Direction =
Repeat each record exactly. Any picture gets left out.

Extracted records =
(begin)
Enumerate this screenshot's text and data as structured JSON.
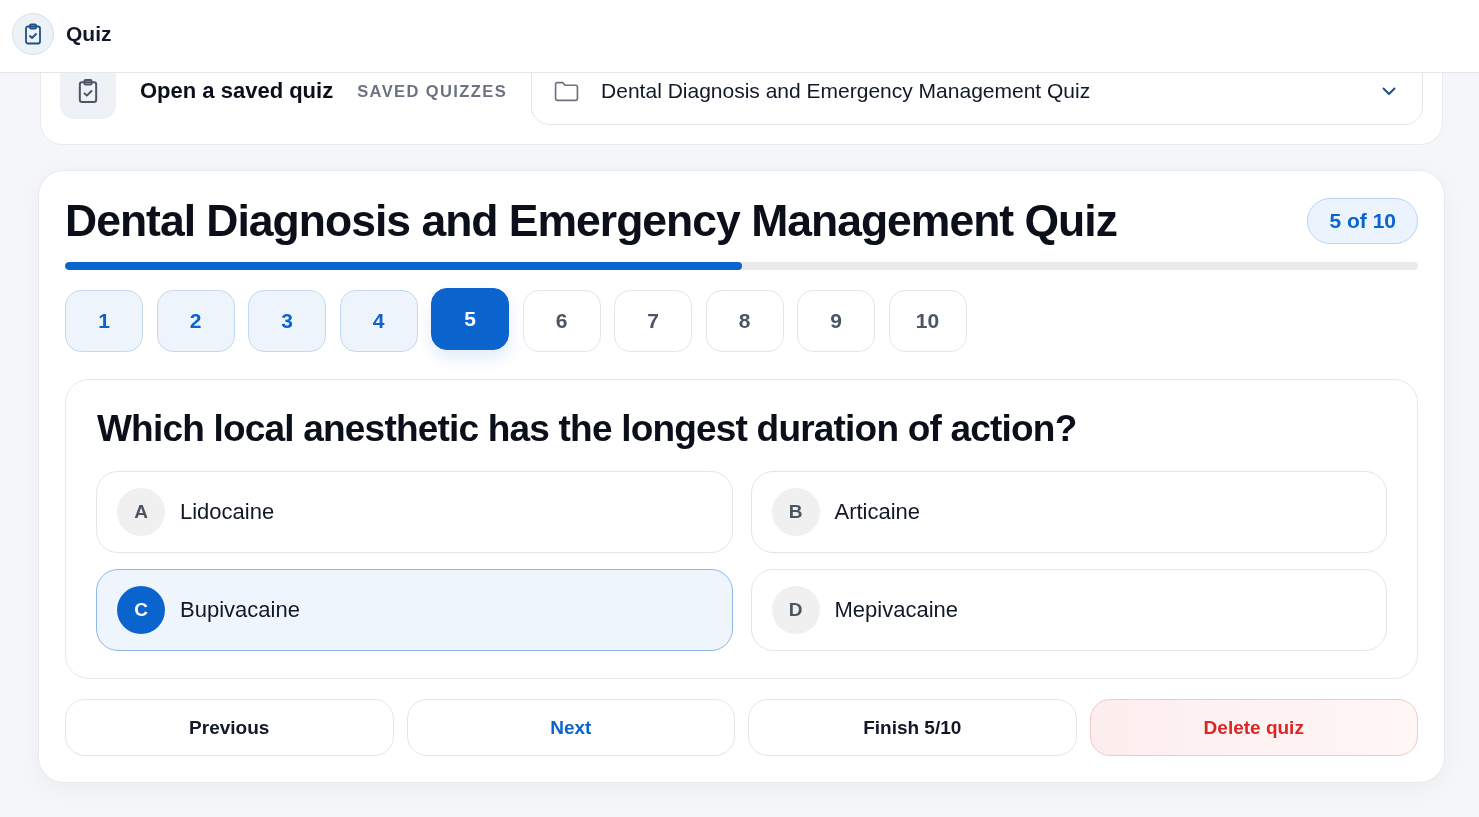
{
  "header": {
    "title": "Quiz"
  },
  "saved": {
    "title": "Open a saved quiz",
    "label": "SAVED QUIZZES",
    "select_value": "Dental Diagnosis and Emergency Management Quiz"
  },
  "quiz": {
    "title": "Dental Diagnosis and Emergency Management Quiz",
    "badge": "5 of 10",
    "progress": {
      "level": 0.5
    },
    "steps": [
      {
        "label": "1",
        "answered": true,
        "selected": false
      },
      {
        "label": "2",
        "answered": true,
        "selected": false
      },
      {
        "label": "3",
        "answered": true,
        "selected": false
      },
      {
        "label": "4",
        "answered": true,
        "selected": false
      },
      {
        "label": "5",
        "selected": true
      },
      {
        "label": "6",
        "answered": false,
        "selected": false
      },
      {
        "label": "7",
        "answered": false,
        "selected": false
      },
      {
        "label": "8",
        "answered": false,
        "selected": false
      },
      {
        "label": "9",
        "answered": false,
        "selected": false
      },
      {
        "label": "10",
        "answered": false,
        "selected": false
      }
    ],
    "question": {
      "text": "Which local anesthetic has the longest duration of action?",
      "options": [
        {
          "letter": "A",
          "text": "Lidocaine",
          "selected": false
        },
        {
          "letter": "B",
          "text": "Articaine",
          "selected": false
        },
        {
          "letter": "C",
          "text": "Bupivacaine",
          "selected": true
        },
        {
          "letter": "D",
          "text": "Mepivacaine",
          "selected": false
        }
      ]
    },
    "actions": [
      {
        "label": "Previous",
        "kind": "default"
      },
      {
        "label": "Next",
        "kind": "primary"
      },
      {
        "label": "Finish 5/10",
        "kind": "default"
      },
      {
        "label": "Delete quiz",
        "kind": "danger"
      }
    ]
  }
}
(end)
Correct output =
Enumerate this screenshot's text and data as structured JSON.
{
  "header": {
    "title": "Quiz"
  },
  "saved": {
    "title": "Open a saved quiz",
    "label": "SAVED QUIZZES",
    "select_value": "Dental Diagnosis and Emergency Management Quiz"
  },
  "quiz": {
    "title": "Dental Diagnosis and Emergency Management Quiz",
    "badge": "5 of 10",
    "progress": {
      "level": 0.5
    },
    "steps": [
      {
        "label": "1",
        "answered": true,
        "selected": false
      },
      {
        "label": "2",
        "answered": true,
        "selected": false
      },
      {
        "label": "3",
        "answered": true,
        "selected": false
      },
      {
        "label": "4",
        "answered": true,
        "selected": false
      },
      {
        "label": "5",
        "selected": true
      },
      {
        "label": "6",
        "answered": false,
        "selected": false
      },
      {
        "label": "7",
        "answered": false,
        "selected": false
      },
      {
        "label": "8",
        "answered": false,
        "selected": false
      },
      {
        "label": "9",
        "answered": false,
        "selected": false
      },
      {
        "label": "10",
        "answered": false,
        "selected": false
      }
    ],
    "question": {
      "text": "Which local anesthetic has the longest duration of action?",
      "options": [
        {
          "letter": "A",
          "text": "Lidocaine",
          "selected": false
        },
        {
          "letter": "B",
          "text": "Articaine",
          "selected": false
        },
        {
          "letter": "C",
          "text": "Bupivacaine",
          "selected": true
        },
        {
          "letter": "D",
          "text": "Mepivacaine",
          "selected": false
        }
      ]
    },
    "actions": [
      {
        "label": "Previous",
        "kind": "default"
      },
      {
        "label": "Next",
        "kind": "primary"
      },
      {
        "label": "Finish 5/10",
        "kind": "default"
      },
      {
        "label": "Delete quiz",
        "kind": "danger"
      }
    ]
  }
}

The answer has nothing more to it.